TEXT EXCERPT →
I feel like I'm a bit out of control and am not used to the new speedyness and liveliness of the skis. Any tips for bonding with my new gear, staying in control of my speed (they are much faster than those ancient rossis), and getting my courage and confidence back?

post #2 of 21
You have to find the new "sweet spot".

Start of on an easier slope than you normally ski. Take easy, sloppy looking, relaxed turns. Don't worry about how they look. During the turns, change your stance. Lean forward, be neutral, lean back(not too far). Get comfy.

Do traverses. Flex your knees and ankles into the hill, then relax(almost stand up). Combine this with fore/aft leaning.

Go down a relatively flat secton, and try to place your skiis on edge (do an uphill christie), and follow the skiis until they point uphill. Vary the fore/aft pressure and amount of knee steering.

In another thread we have mentioned "Falling Leaf". After a couple of those, you should know how the skiis handle.

Good luck and enjoy.
post #3 of 21
I'd suggest spending some time on shallower terrain becoming familiar with how the design of the skis can help you make turns more easily. Do you remember learning uphill christies where you steered and edged the skis to turn toward uphill at the end of a traverse? If you did a bunch of those and began making that move from steeper and steeper traverses on gentle slopes, you probably would get comfortable enough to make complete turns basically the same way on those slopes fairly soon. Then you could take the same practice to slightly steeper spots.

I'd also suggest practicing some sideslipping, both vertical (down the fall line) and forward (going down and across the slope at the same time), feeling for familiarity with how the skis react as you release and reengage the edges.

The other exercise you might try would be to either shuffle your feet back and forth as you slide through large turns on gentle terrain or make little steps, always stepping the fronts of the skis into the turn.

[Element boundary records]
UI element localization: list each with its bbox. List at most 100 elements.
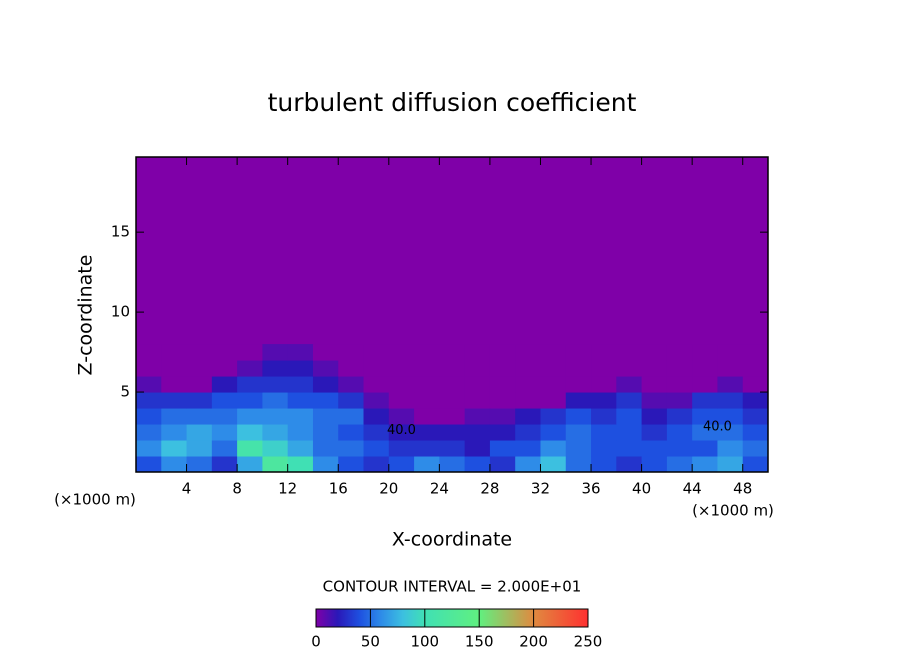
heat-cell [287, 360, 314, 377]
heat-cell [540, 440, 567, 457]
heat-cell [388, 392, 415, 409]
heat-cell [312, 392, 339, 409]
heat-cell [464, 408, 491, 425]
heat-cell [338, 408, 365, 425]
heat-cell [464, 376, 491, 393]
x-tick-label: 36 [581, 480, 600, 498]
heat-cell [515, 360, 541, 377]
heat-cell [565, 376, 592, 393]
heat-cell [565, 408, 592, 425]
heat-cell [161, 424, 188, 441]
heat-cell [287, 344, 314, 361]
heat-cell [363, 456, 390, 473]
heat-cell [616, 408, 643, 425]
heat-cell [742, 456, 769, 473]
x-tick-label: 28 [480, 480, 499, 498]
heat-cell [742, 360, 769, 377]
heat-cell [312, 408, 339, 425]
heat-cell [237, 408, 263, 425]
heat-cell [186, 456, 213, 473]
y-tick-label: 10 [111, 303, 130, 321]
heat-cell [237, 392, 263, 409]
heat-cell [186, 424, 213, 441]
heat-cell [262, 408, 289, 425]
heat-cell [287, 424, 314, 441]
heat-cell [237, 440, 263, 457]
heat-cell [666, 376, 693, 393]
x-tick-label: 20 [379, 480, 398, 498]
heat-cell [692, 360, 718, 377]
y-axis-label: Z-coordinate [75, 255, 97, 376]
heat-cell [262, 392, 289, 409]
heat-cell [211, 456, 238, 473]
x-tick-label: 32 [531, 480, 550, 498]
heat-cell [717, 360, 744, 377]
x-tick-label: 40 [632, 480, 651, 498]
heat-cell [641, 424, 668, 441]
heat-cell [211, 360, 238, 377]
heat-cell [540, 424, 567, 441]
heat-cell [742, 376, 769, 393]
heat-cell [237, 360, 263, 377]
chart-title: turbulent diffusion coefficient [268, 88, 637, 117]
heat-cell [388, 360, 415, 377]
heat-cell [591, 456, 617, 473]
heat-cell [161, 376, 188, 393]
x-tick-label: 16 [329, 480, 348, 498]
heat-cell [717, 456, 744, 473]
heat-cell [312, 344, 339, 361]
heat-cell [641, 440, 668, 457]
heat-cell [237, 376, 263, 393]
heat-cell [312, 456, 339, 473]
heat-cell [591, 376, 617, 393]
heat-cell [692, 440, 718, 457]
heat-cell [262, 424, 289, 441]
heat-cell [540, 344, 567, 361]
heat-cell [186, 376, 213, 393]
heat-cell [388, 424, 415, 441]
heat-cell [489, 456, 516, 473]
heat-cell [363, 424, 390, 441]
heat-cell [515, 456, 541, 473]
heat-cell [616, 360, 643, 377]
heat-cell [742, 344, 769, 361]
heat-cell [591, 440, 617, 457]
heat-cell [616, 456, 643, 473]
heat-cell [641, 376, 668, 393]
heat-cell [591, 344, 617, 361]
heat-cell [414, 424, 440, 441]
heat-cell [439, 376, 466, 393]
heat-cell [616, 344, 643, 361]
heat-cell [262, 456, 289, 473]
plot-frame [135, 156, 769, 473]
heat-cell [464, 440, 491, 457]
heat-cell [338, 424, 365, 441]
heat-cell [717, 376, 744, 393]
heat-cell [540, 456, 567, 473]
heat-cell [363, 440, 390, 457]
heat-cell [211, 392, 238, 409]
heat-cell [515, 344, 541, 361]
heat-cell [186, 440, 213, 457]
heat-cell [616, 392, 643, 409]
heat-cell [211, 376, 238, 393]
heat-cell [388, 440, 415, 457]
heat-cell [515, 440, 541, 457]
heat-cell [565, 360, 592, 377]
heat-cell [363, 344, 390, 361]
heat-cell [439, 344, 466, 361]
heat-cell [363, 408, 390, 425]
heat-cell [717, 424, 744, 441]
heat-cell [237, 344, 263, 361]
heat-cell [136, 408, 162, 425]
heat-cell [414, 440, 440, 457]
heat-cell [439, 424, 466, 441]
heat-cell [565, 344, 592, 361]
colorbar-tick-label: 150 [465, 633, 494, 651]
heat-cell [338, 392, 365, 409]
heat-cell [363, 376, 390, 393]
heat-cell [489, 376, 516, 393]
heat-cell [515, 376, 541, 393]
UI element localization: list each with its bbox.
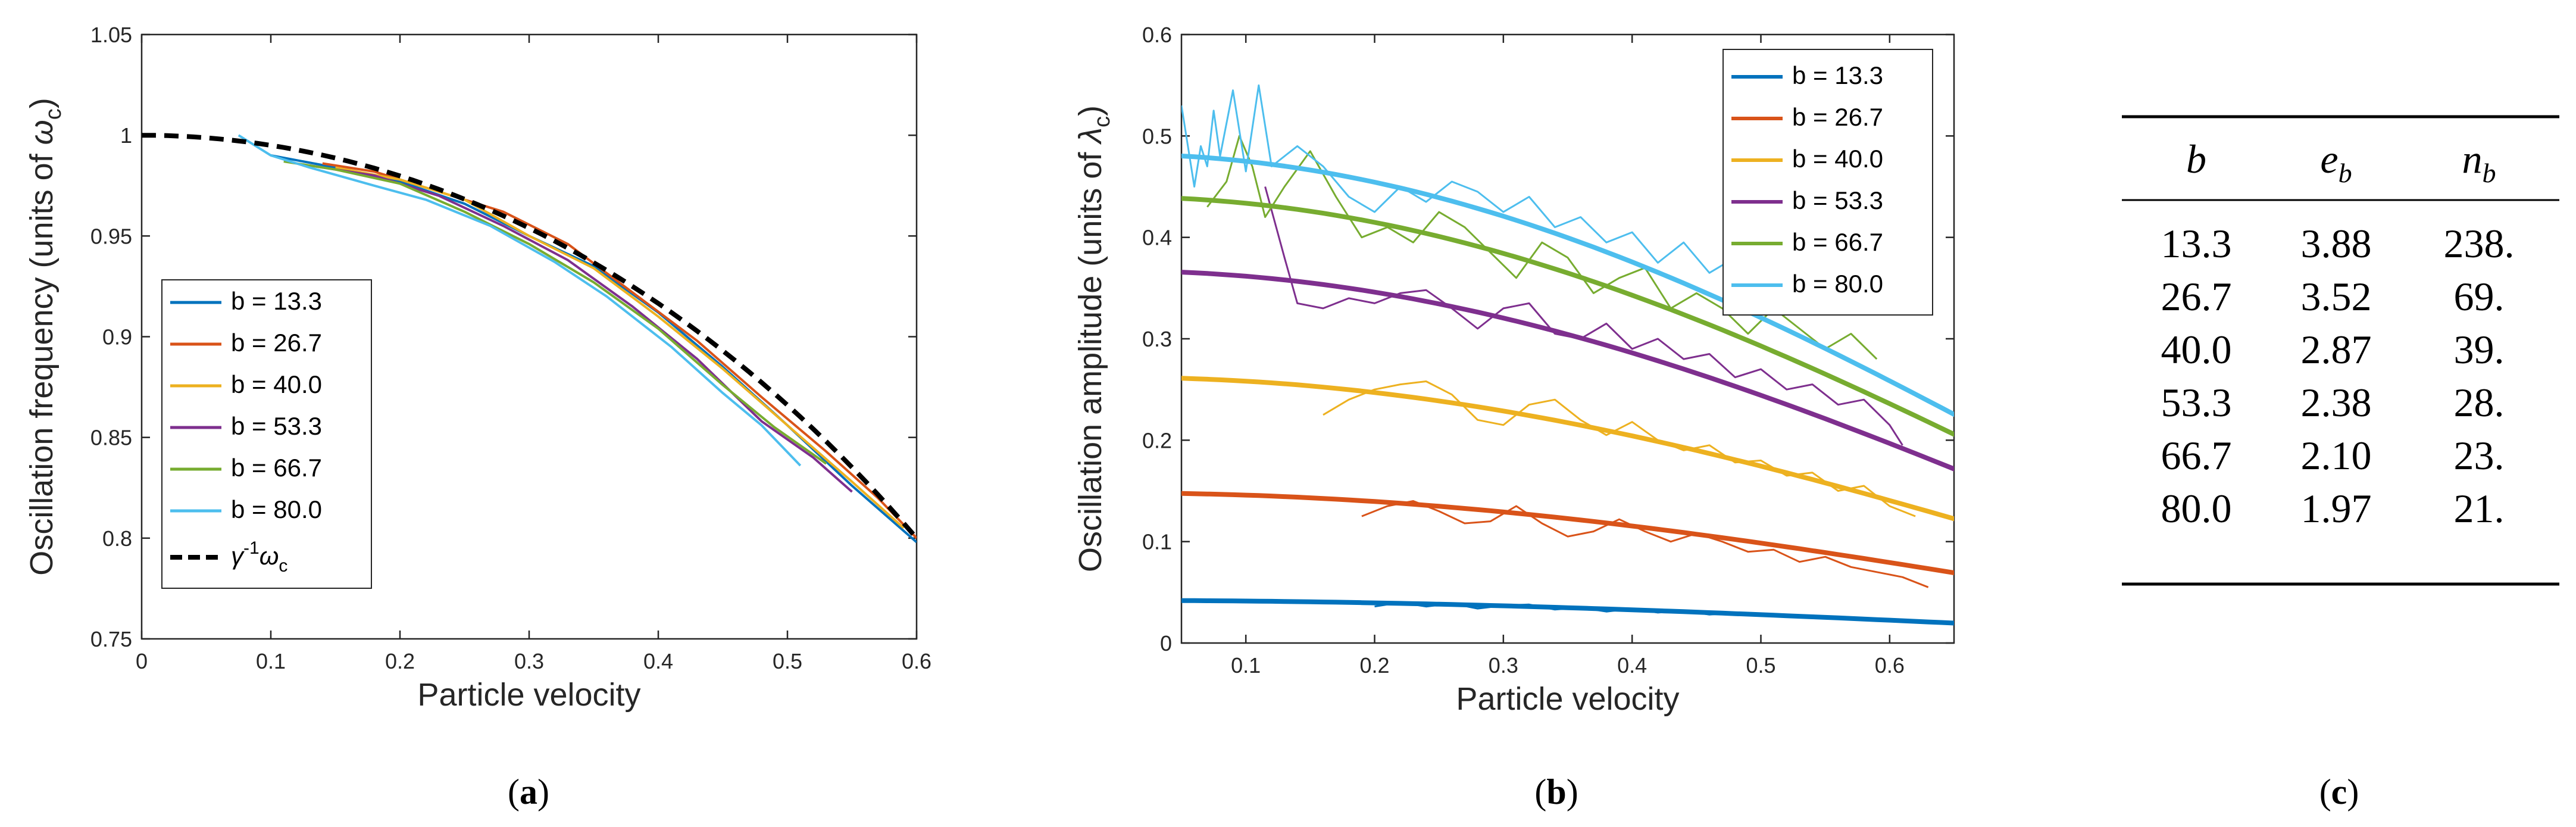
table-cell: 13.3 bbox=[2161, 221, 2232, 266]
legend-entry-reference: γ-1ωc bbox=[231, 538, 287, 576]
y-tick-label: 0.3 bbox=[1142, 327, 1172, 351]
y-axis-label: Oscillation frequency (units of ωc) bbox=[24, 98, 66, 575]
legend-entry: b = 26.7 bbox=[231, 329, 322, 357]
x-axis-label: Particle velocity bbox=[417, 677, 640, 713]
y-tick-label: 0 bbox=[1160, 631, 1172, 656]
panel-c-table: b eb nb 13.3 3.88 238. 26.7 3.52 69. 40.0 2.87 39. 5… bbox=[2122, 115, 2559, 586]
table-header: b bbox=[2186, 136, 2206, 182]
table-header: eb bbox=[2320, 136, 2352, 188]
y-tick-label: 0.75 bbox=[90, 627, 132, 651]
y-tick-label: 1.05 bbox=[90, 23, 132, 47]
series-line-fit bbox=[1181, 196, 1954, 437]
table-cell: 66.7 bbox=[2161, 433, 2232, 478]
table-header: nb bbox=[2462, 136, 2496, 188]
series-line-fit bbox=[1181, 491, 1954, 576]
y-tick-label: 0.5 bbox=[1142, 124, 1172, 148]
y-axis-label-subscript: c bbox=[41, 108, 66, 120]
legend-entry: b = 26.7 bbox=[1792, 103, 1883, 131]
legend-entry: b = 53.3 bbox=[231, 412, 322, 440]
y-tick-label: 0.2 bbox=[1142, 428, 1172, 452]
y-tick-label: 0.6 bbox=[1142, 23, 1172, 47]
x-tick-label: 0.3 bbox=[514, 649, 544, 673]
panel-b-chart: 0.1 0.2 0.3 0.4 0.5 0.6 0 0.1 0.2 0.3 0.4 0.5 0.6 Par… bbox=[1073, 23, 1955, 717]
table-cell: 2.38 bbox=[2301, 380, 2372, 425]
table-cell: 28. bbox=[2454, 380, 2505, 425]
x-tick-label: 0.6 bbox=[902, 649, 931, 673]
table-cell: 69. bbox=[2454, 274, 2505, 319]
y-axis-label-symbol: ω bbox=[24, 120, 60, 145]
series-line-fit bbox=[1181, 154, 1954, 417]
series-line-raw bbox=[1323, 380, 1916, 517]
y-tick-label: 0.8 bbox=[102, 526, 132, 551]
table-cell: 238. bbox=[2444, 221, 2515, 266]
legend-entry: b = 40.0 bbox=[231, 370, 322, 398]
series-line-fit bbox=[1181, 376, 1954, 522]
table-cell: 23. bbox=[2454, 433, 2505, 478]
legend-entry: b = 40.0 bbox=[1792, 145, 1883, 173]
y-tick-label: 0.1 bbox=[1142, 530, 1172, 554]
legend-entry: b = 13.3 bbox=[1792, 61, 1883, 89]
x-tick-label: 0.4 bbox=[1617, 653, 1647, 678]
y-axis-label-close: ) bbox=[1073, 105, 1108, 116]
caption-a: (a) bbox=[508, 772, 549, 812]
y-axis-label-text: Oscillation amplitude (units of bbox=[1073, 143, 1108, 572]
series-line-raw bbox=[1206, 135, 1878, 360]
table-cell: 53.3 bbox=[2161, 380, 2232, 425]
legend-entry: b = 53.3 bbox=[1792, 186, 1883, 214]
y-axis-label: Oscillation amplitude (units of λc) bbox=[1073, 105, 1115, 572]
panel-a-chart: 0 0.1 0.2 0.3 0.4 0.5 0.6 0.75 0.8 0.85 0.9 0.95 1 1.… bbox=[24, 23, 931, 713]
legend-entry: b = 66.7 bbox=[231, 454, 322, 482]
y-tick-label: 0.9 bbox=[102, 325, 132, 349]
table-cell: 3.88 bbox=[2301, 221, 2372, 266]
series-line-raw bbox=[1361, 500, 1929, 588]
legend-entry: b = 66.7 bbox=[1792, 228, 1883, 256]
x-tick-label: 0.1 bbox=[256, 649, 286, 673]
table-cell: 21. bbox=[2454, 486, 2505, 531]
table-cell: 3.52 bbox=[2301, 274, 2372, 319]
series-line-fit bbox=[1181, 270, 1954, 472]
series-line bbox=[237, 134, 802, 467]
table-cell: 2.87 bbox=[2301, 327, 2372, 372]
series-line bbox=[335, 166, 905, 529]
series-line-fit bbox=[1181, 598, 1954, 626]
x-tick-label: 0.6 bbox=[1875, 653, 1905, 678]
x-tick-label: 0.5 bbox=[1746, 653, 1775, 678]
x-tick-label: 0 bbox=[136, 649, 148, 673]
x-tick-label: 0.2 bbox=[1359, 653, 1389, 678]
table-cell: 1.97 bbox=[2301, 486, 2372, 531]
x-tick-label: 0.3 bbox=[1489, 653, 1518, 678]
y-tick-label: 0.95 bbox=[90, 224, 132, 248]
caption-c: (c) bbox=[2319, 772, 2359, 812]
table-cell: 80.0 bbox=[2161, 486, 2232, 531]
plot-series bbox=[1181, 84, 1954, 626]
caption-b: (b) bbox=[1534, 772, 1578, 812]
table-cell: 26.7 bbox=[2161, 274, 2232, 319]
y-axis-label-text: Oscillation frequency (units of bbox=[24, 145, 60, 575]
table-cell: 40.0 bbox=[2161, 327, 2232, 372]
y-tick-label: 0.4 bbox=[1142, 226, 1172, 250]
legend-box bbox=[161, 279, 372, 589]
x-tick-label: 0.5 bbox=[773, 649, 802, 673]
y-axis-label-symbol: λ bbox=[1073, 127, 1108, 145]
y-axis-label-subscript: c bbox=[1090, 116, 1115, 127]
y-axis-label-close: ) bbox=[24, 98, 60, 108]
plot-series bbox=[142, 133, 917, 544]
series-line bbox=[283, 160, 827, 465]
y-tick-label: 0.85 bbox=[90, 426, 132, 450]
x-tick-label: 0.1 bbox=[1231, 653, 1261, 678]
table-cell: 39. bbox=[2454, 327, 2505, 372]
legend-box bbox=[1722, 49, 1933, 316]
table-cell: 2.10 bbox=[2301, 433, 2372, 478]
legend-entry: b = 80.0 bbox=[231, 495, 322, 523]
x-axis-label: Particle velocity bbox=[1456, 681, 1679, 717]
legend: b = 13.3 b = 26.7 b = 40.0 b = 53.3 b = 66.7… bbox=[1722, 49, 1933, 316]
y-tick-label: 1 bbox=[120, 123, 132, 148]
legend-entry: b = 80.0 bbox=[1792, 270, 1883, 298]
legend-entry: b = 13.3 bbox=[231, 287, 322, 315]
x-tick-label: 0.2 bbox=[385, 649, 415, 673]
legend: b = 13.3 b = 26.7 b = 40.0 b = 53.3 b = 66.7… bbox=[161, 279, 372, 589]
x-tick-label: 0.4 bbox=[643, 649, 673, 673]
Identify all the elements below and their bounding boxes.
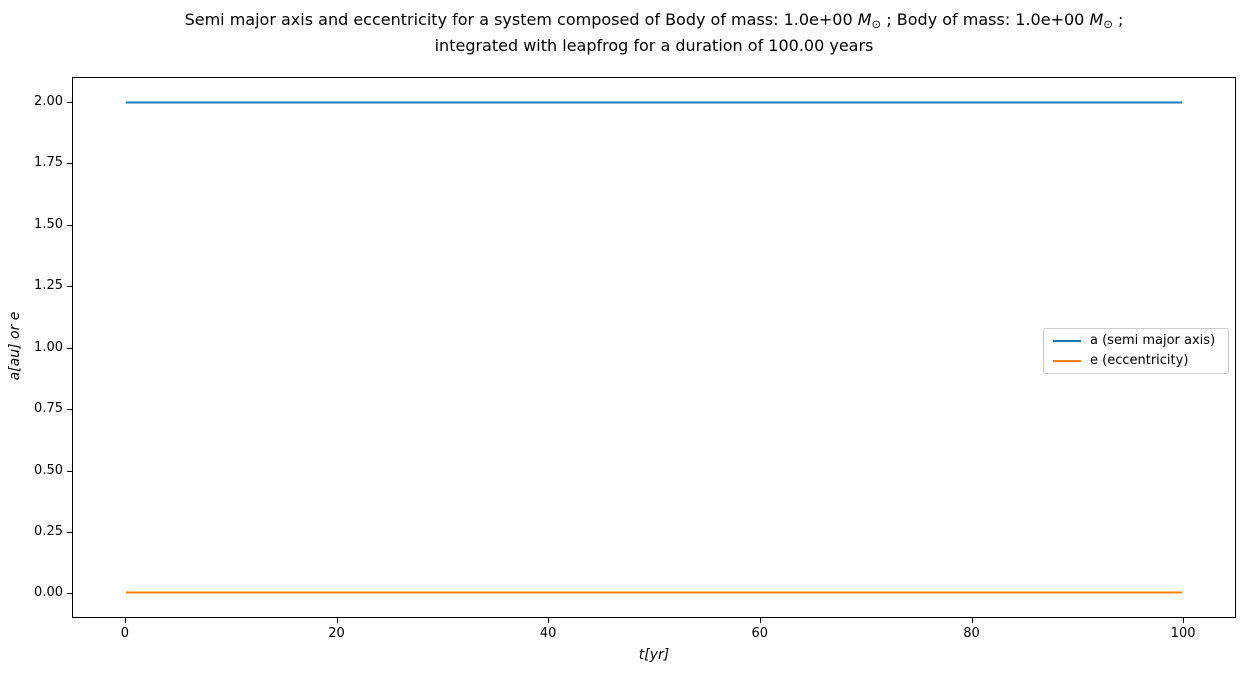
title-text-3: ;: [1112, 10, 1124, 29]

WORK TO COMPLETE →
1. In the ski advice thread, what exercise does one reply say was mentioned in another thread?
2. Turn the paragraph of the ski advice thread that opens with "Start of on an easier slope" into a short bulleted list.
3. Repeat a passage from the ski advice thread word for word. Begin at the words "post #2 of 21" and stop after "of knee steering.".

THE RESULTS →
1. The "Falling Leaf."

2.
- Begin on a slope easier than the one you usually ski.
- Make easy, relaxed turns, even sloppy-looking ones, without worrying about how they look.
- Change your stance during the turns: lean forward, stay neutral, then lean back (not too far).
- Get comfortable.

3.
post #2 of 21
You have to find the new "sweet spot".

Start of on an easier slope than you normally ski. Take easy, sloppy looking, relaxed turns. Don't worry about how they look. During the turns, change your stance. Lean forward, be neutral, lean back(not too far). Get comfy.

Do traverses. Flex your knees and ankles into the hill, then relax(almost stand up). Combine this with fore/aft leaning.

Go down a relatively flat secton, and try to place your skiis on edge (do an uphill christie), and follow the skiis until they point uphill. Vary the fore/aft pressure and amount of knee steering.